WORK INSTRUCTIONS>
Rewrite the part of the data that opens with the line containing "Extract all elements" and closes with the line containing "optimal-point-marker xyxy=(324,770,354,782)", both lines included and the requests kept, leaving the pictures out. Shift every box coordinate in the answers by adding 93 to it.

SUPPLIED ENTRIES>
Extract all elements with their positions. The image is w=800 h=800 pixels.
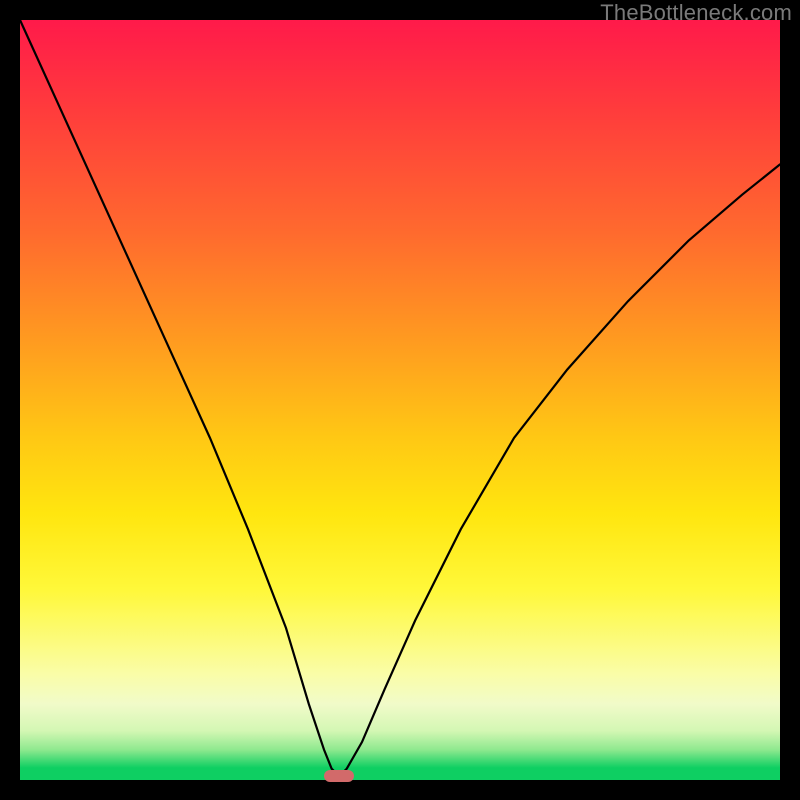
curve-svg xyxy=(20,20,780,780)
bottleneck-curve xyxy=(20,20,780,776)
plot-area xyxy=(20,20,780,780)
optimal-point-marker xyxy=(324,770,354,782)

==

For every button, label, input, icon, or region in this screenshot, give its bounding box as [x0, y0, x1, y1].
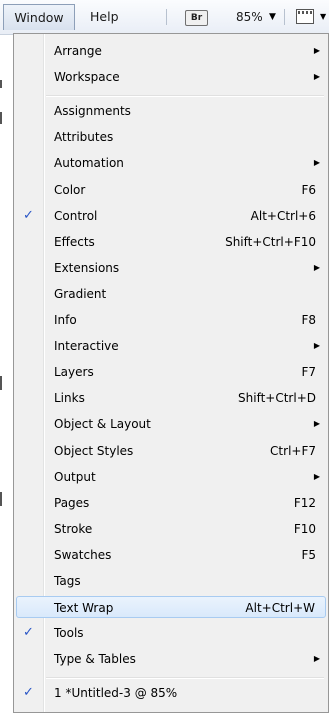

RESULT OF THIS EXERCISE>
Extract all elements with their positions. The image is w=800 h=800 pixels.
curve-svg xyxy=(113,113,873,873)
bottleneck-curve xyxy=(113,113,873,869)
plot-area xyxy=(113,113,873,873)
optimal-point-marker xyxy=(417,863,447,875)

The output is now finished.